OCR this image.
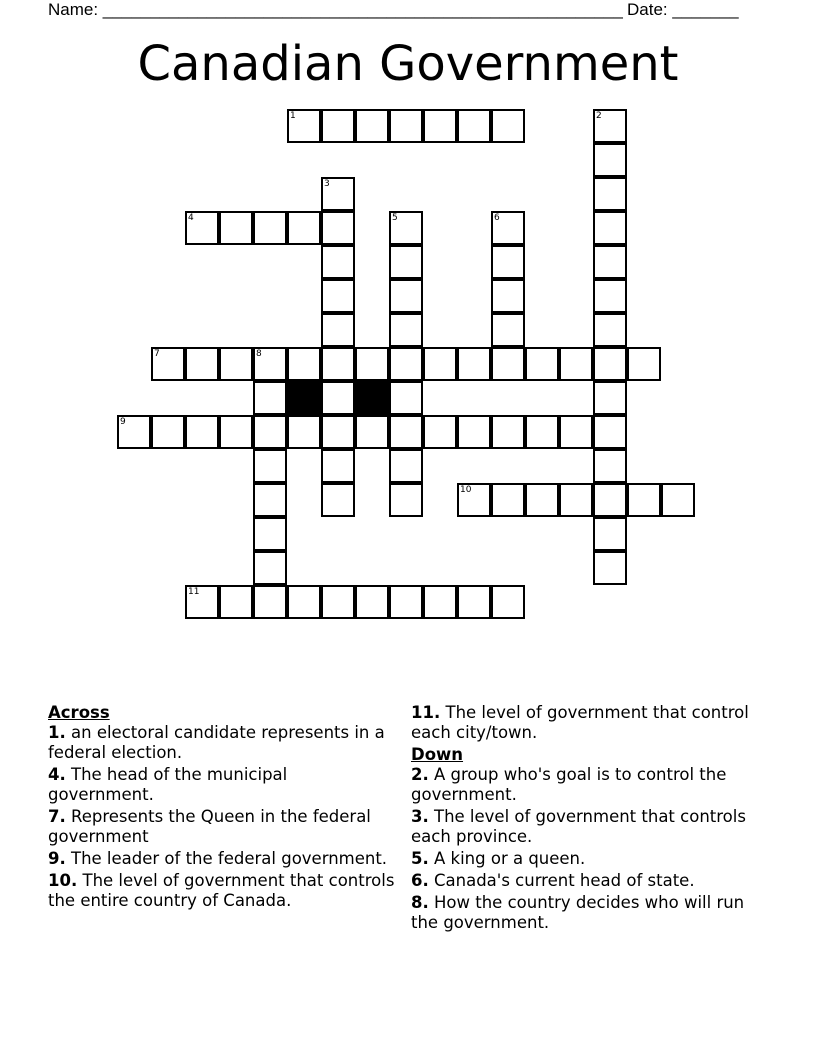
Name: _______________________________________________________ Date: _______
Canadian Government
1	2
3
4	5	6
7	8
9
10
11

Across

1. an electoral candidate represents in a federal election.

4. The head of the municipal government.

7. Represents the Queen in the federal government

9. The leader of the federal government.

10. The level of government that controls the entire country of Canada.

11. The level of government that control each city/town.

Down

2. A group who's goal is to control the government.

3. The level of government that controls each province.

5. A king or a queen.

6. Canada's current head of state.

8. How the country decides who will run the government.
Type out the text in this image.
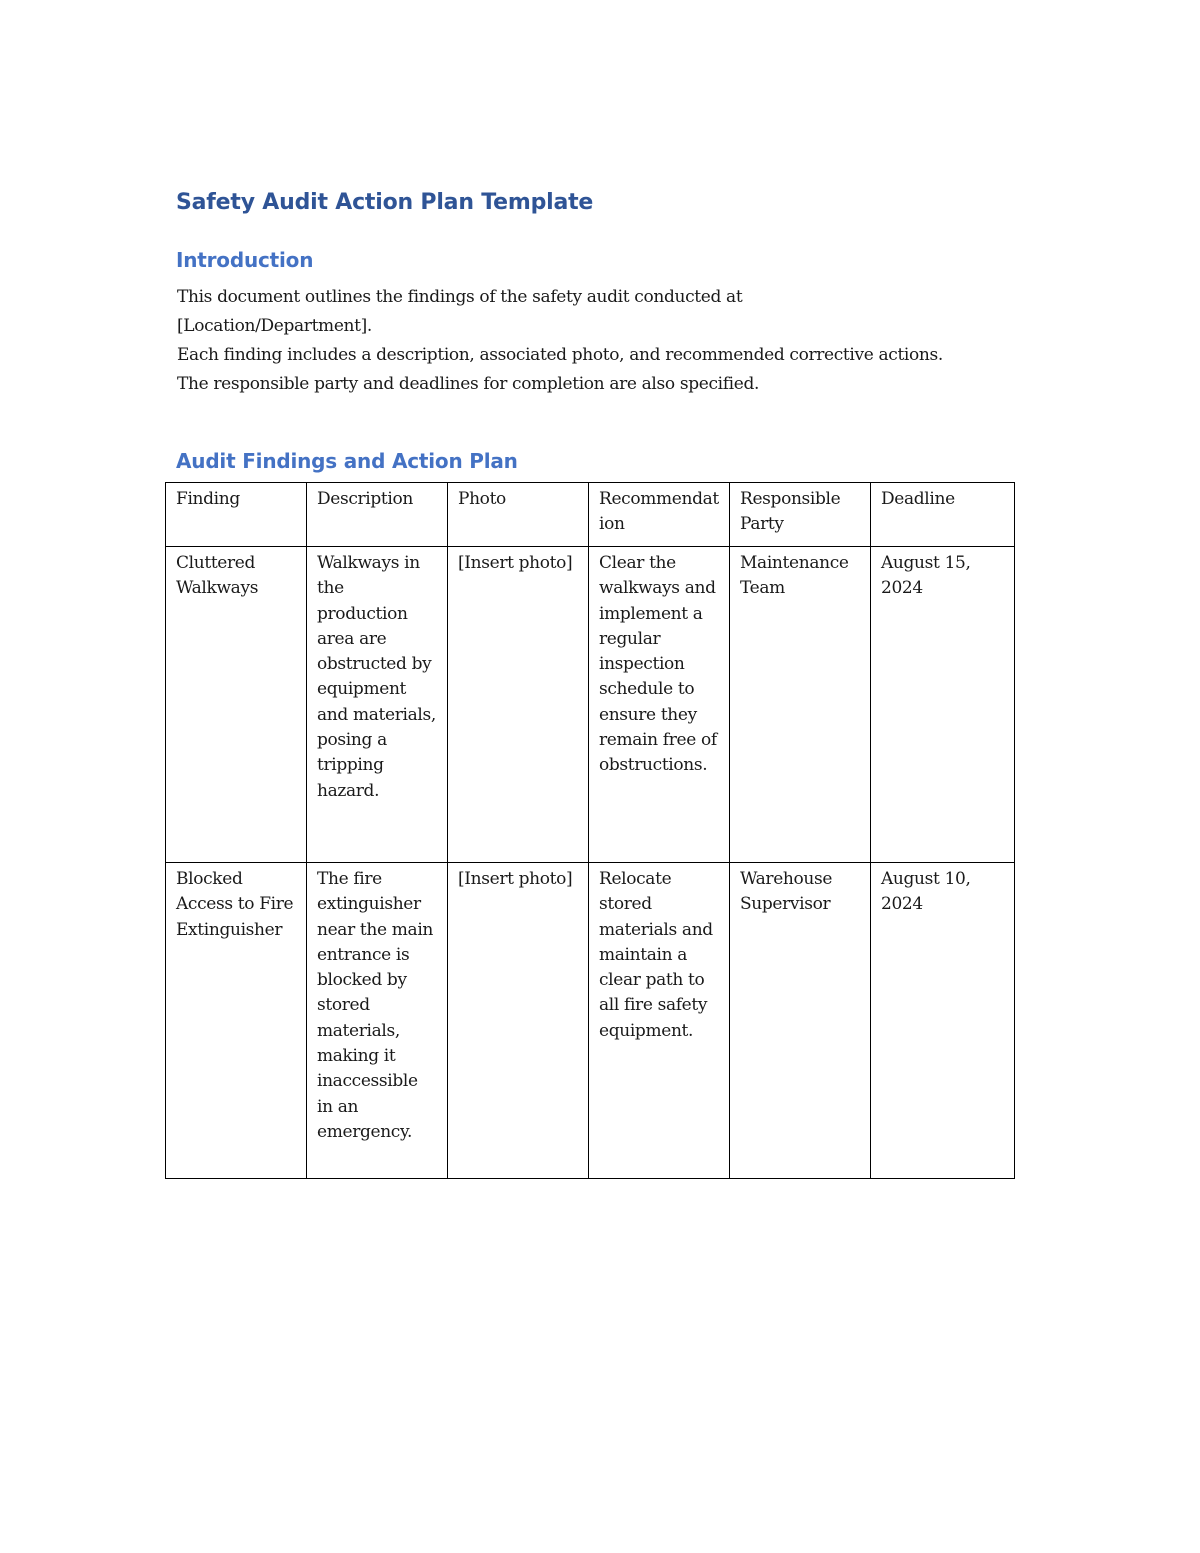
Safety Audit Action Plan Template
Introduction
This document outlines the findings of the safety audit conducted at
[Location/Department].
Each finding includes a description, associated photo, and recommended corrective actions.
The responsible party and deadlines for completion are also specified.
Audit Findings and Action Plan
Finding	Description	Photo	Recommendation	Responsible Party	Deadline
Cluttered Walkways	Walkways in the production area are obstructed by equipment and materials, posing a tripping hazard.	[Insert photo]	Clear the walkways and implement a regular inspection schedule to ensure they remain free of obstructions.	Maintenance Team	August 15, 2024
Blocked Access to Fire Extinguisher	The fire extinguisher near the main entrance is blocked by stored materials, making it inaccessible in an emergency.	[Insert photo]	Relocate stored materials and maintain a clear path to all fire safety equipment.	Warehouse Supervisor	August 10, 2024
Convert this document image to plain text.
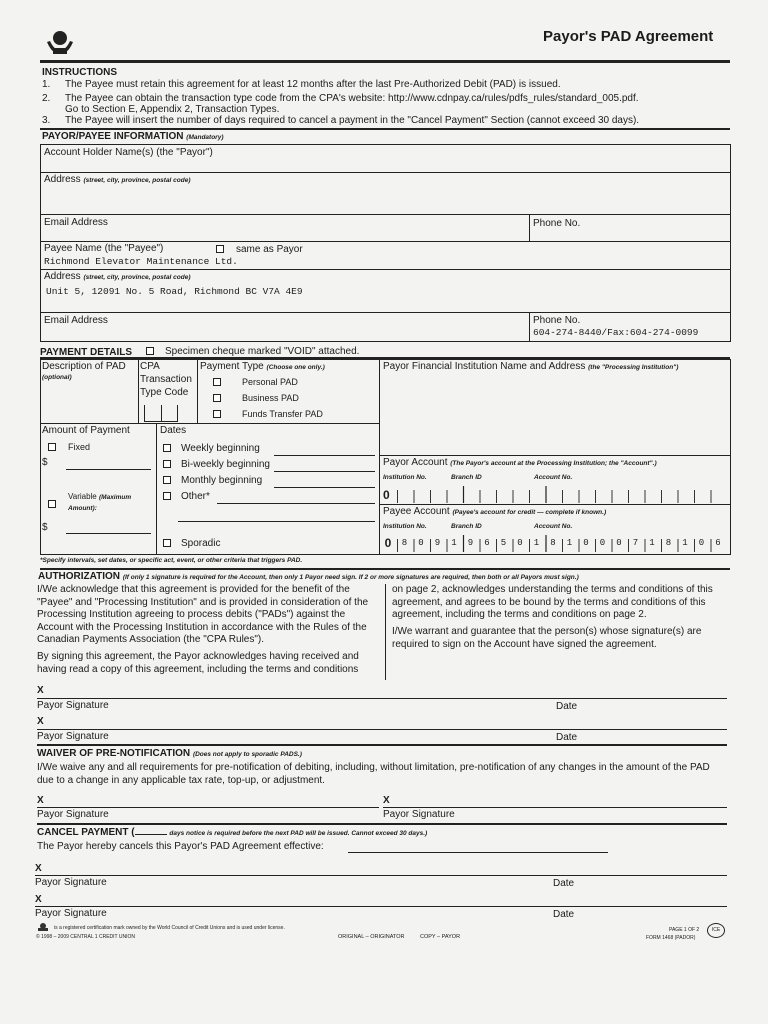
Payor's PAD Agreement
INSTRUCTIONS
1. The Payee must retain this agreement for at least 12 months after the last Pre-Authorized Debit (PAD) is issued.
2. The Payee can obtain the transaction type code from the CPA's website: http://www.cdnpay.ca/rules/pdfs_rules/standard_005.pdf.
Go to Section E, Appendix 2, Transaction Types.
3. The Payee will insert the number of days required to cancel a payment in the "Cancel Payment" Section (cannot exceed 30 days).
PAYOR/PAYEE INFORMATION (Mandatory)
Account Holder Name(s) (the "Payor")
Address (street, city, province, postal code)
Email Address	Phone No.
Payee Name (the "Payee")	same as Payor
Richmond Elevator Maintenance Ltd.
Address (street, city, province, postal code)
Unit 5, 12091 No. 5 Road, Richmond BC V7A 4E9
Email Address	Phone No.
604-274-8440/Fax:604-274-0099
PAYMENT DETAILS	Specimen cheque marked "VOID" attached.
Description of PAD
(optional)
CPA
Transaction
Type Code
Payment Type (Choose one only.)
Personal PAD
Business PAD
Funds Transfer PAD
Payor Financial Institution Name and Address (the "Processing Institution")
Amount of Payment
Fixed
$
Variable (Maximum
Amount):
$
Dates
Weekly beginning
Bi-weekly beginning
Monthly beginning
Other*
Sporadic
Payor Account (The Payor's account at the Processing Institution; the "Account".)
Institution No.	Branch ID	Account No.
0
Payee Account (Payee's account for credit — complete if known.)
Institution No.	Branch ID	Account No.
0	8	0	9	1	9	6	5	0	1	8	1	0	0	0	7	1	8	1	0	6
*Specify intervals, set dates, or specific act, event, or other criteria that triggers PAD.
AUTHORIZATION (If only 1 signature is required for the Account, then only 1 Payor need sign. If 2 or more signatures are required, then both or all Payors must sign.)
I/We acknowledge that this agreement is provided for the benefit of the "Payee" and "Processing Institution" and is provided in consideration of the Processing Institution agreeing to process debits ("PADs") against the Account with the Processing Institution in accordance with the Rules of the Canadian Payments Association (the "CPA Rules").
By signing this agreement, the Payor acknowledges having received and having read a copy of this agreement, including the terms and conditions
on page 2, acknowledges understanding the terms and conditions of this agreement, and agrees to be bound by the terms and conditions of this agreement, including the terms and conditions on page 2.
I/We warrant and guarantee that the person(s) whose signature(s) are required to sign on the Account have signed the agreement.
X
Payor Signature	Date
X
Payor Signature	Date
WAIVER OF PRE-NOTIFICATION (Does not apply to sporadic PADS.)
I/We waive any and all requirements for pre-notification of debiting, including, without limitation, pre-notification of any changes in the amount of the PAD due to a change in any applicable tax rate, top-up, or adjustment.
X
Payor Signature
X
Payor Signature
CANCEL PAYMENT (	days notice is required before the next PAD will be issued. Cannot exceed 30 days.)
The Payor hereby cancels this Payor's PAD Agreement effective:
X
Payor Signature	Date
X
Payor Signature	Date
is a registered certification mark owned by the World Council of Credit Unions and is used under license.
© 1998 – 2009 CENTRAL 1 CREDIT UNION	ORIGINAL – ORIGINATOR	COPY – PAYOR
PAGE 1 OF 2
FORM 1468 (PADOR)
ICE
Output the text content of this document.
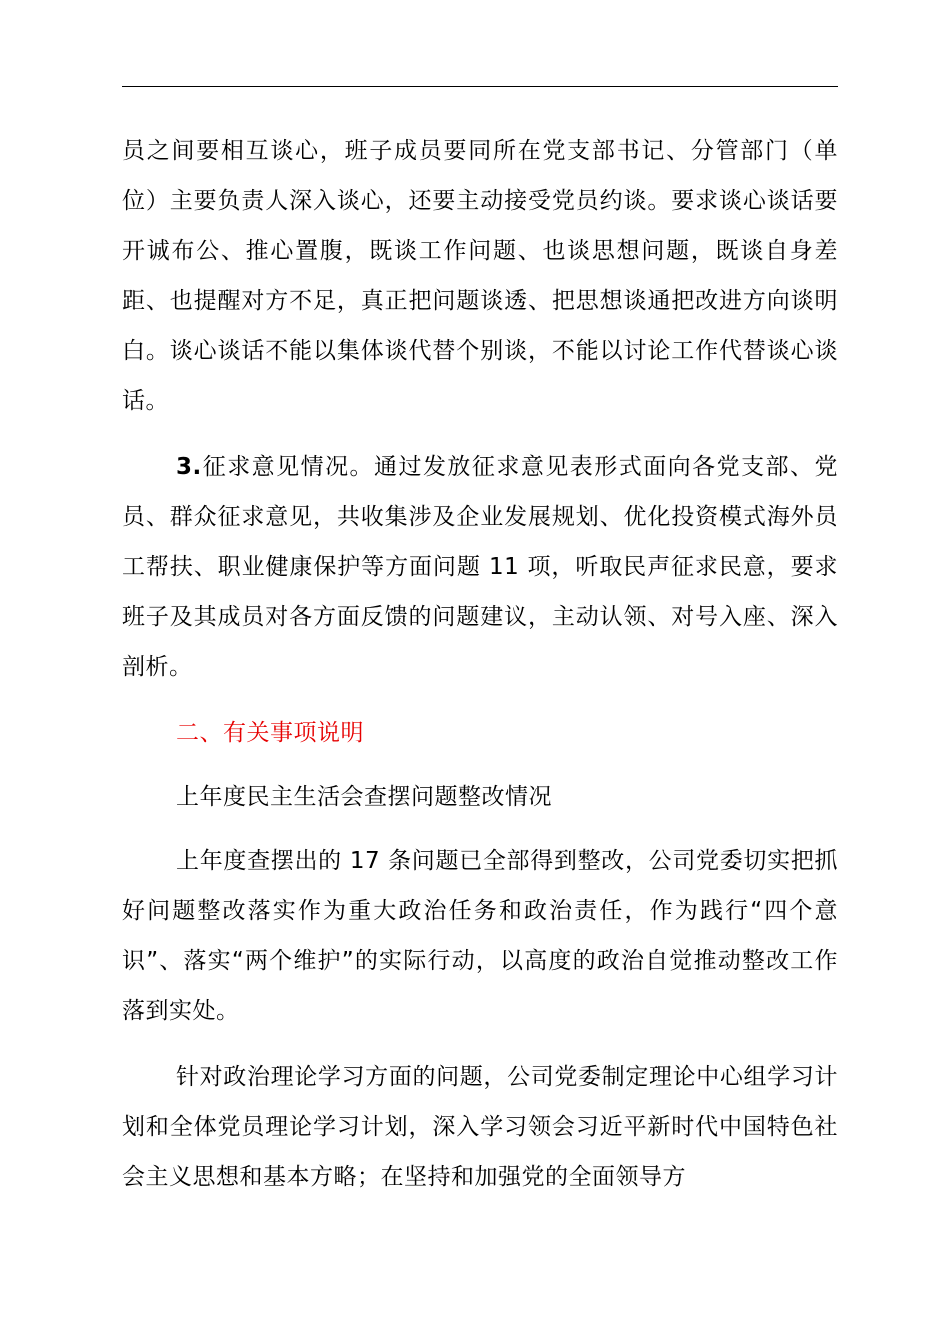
员之间要相互谈心，班子成员要同所在党支部书记、分管部门（单位）主要负责人深入谈心，还要主动接受党员约谈。要求谈心谈话要开诚布公、推心置腹，既谈工作问题、也谈思想问题，既谈自身差距、也提醒对方不足，真正把问题谈透、把思想谈通把改进方向谈明白。谈心谈话不能以集体谈代替个别谈，不能以讨论工作代替谈心谈话。

3.征求意见情况。通过发放征求意见表形式面向各党支部、党员、群众征求意见，共收集涉及企业发展规划、优化投资模式海外员工帮扶、职业健康保护等方面问题 11 项，听取民声征求民意，要求班子及其成员对各方面反馈的问题建议，主动认领、对号入座、深入剖析。

二、有关事项说明

上年度民主生活会查摆问题整改情况

上年度查摆出的 17 条问题已全部得到整改，公司党委切实把抓好问题整改落实作为重大政治任务和政治责任，作为践行“四个意识”、落实“两个维护”的实际行动，以高度的政治自觉推动整改工作落到实处。

针对政治理论学习方面的问题，公司党委制定理论中心组学习计划和全体党员理论学习计划，深入学习领会习近平新时代中国特色社会主义思想和基本方略；在坚持和加强党的全面领导方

···

_GIVEN EXERCISE_. The data should be printed again unchanged; leave its pictures out.

_FULL RESPONSE_.
OCR this image.
Name: _______________________________________________________ Date: _______
Canadian Government
1	2
3
4	5	6
7	8
9
10
11

Across

1. an electoral candidate represents in a federal election.

4. The head of the municipal government.

7. Represents the Queen in the federal government

9. The leader of the federal government.

10. The level of government that controls the entire country of Canada.

11. The level of government that control each city/town.

Down

2. A group who's goal is to control the government.

3. The level of government that controls each province.

5. A king or a queen.

6. Canada's current head of state.

8. How the country decides who will run the government.
Type out the text in this image.
Safety Audit Action Plan Template
Introduction
This document outlines the findings of the safety audit conducted at
[Location/Department].
Each finding includes a description, associated photo, and recommended corrective actions.
The responsible party and deadlines for completion are also specified.
Audit Findings and Action Plan
Finding	Description	Photo	Recommendation	Responsible Party	Deadline
Cluttered Walkways	Walkways in the production area are obstructed by equipment and materials, posing a tripping hazard.	[Insert photo]	Clear the walkways and implement a regular inspection schedule to ensure they remain free of obstructions.	Maintenance Team	August 15, 2024
Blocked Access to Fire Extinguisher	The fire extinguisher near the main entrance is blocked by stored materials, making it inaccessible in an emergency.	[Insert photo]	Relocate stored materials and maintain a clear path to all fire safety equipment.	Warehouse Supervisor	August 10, 2024
Convert this document image to plain text.
Payor's PAD Agreement
INSTRUCTIONS
1. The Payee must retain this agreement for at least 12 months after the last Pre-Authorized Debit (PAD) is issued.
2. The Payee can obtain the transaction type code from the CPA's website: http://www.cdnpay.ca/rules/pdfs_rules/standard_005.pdf.
Go to Section E, Appendix 2, Transaction Types.
3. The Payee will insert the number of days required to cancel a payment in the "Cancel Payment" Section (cannot exceed 30 days).
PAYOR/PAYEE INFORMATION (Mandatory)
Account Holder Name(s) (the "Payor")
Address (street, city, province, postal code)
Email Address	Phone No.
Payee Name (the "Payee")	same as Payor
Richmond Elevator Maintenance Ltd.
Address (street, city, province, postal code)
Unit 5, 12091 No. 5 Road, Richmond BC V7A 4E9
Email Address	Phone No.
604-274-8440/Fax:604-274-0099
PAYMENT DETAILS	Specimen cheque marked "VOID" attached.
Description of PAD
(optional)
CPA
Transaction
Type Code
Payment Type (Choose one only.)
Personal PAD
Business PAD
Funds Transfer PAD
Payor Financial Institution Name and Address (the "Processing Institution")
Amount of Payment
Fixed
$
Variable (Maximum
Amount):
$
Dates
Weekly beginning
Bi-weekly beginning
Monthly beginning
Other*
Sporadic
Payor Account (The Payor's account at the Processing Institution; the "Account".)
Institution No.	Branch ID	Account No.
0
Payee Account (Payee's account for credit — complete if known.)
Institution No.	Branch ID	Account No.
0	8	0	9	1	9	6	5	0	1	8	1	0	0	0	7	1	8	1	0	6
*Specify intervals, set dates, or specific act, event, or other criteria that triggers PAD.
AUTHORIZATION (If only 1 signature is required for the Account, then only 1 Payor need sign. If 2 or more signatures are required, then both or all Payors must sign.)
I/We acknowledge that this agreement is provided for the benefit of the "Payee" and "Processing Institution" and is provided in consideration of the Processing Institution agreeing to process debits ("PADs") against the Account with the Processing Institution in accordance with the Rules of the Canadian Payments Association (the "CPA Rules").
By signing this agreement, the Payor acknowledges having received and having read a copy of this agreement, including the terms and conditions
on page 2, acknowledges understanding the terms and conditions of this agreement, and agrees to be bound by the terms and conditions of this agreement, including the terms and conditions on page 2.
I/We warrant and guarantee that the person(s) whose signature(s) are required to sign on the Account have signed the agreement.
X
Payor Signature	Date
X
Payor Signature	Date
WAIVER OF PRE-NOTIFICATION (Does not apply to sporadic PADS.)
I/We waive any and all requirements for pre-notification of debiting, including, without limitation, pre-notification of any changes in the amount of the PAD due to a change in any applicable tax rate, top-up, or adjustment.
X
Payor Signature
X
Payor Signature
CANCEL PAYMENT (	days notice is required before the next PAD will be issued. Cannot exceed 30 days.)
The Payor hereby cancels this Payor's PAD Agreement effective:
X
Payor Signature	Date
X
Payor Signature	Date
is a registered certification mark owned by the World Council of Credit Unions and is used under license.
© 1998 – 2009 CENTRAL 1 CREDIT UNION	ORIGINAL – ORIGINATOR	COPY – PAYOR
PAGE 1 OF 2
FORM 1468 (PADOR)
ICE
Output the text content of this document.
员之间要相互谈心，班子成员要同所在党支部书记、分管部门（单位）主要负责人深入谈心，还要主动接受党员约谈。要求谈心谈话要开诚布公、推心置腹，既谈工作问题、也谈思想问题，既谈自身差距、也提醒对方不足，真正把问题谈透、把思想谈通把改进方向谈明白。谈心谈话不能以集体谈代替个别谈，不能以讨论工作代替谈心谈话。

3.征求意见情况。通过发放征求意见表形式面向各党支部、党员、群众征求意见，共收集涉及企业发展规划、优化投资模式海外员工帮扶、职业健康保护等方面问题 11 项，听取民声征求民意，要求班子及其成员对各方面反馈的问题建议，主动认领、对号入座、深入剖析。

二、有关事项说明

上年度民主生活会查摆问题整改情况

上年度查摆出的 17 条问题已全部得到整改，公司党委切实把抓好问题整改落实作为重大政治任务和政治责任，作为践行“四个意识”、落实“两个维护”的实际行动，以高度的政治自觉推动整改工作落到实处。

针对政治理论学习方面的问题，公司党委制定理论中心组学习计划和全体党员理论学习计划，深入学习领会习近平新时代中国特色社会主义思想和基本方略；在坚持和加强党的全面领导方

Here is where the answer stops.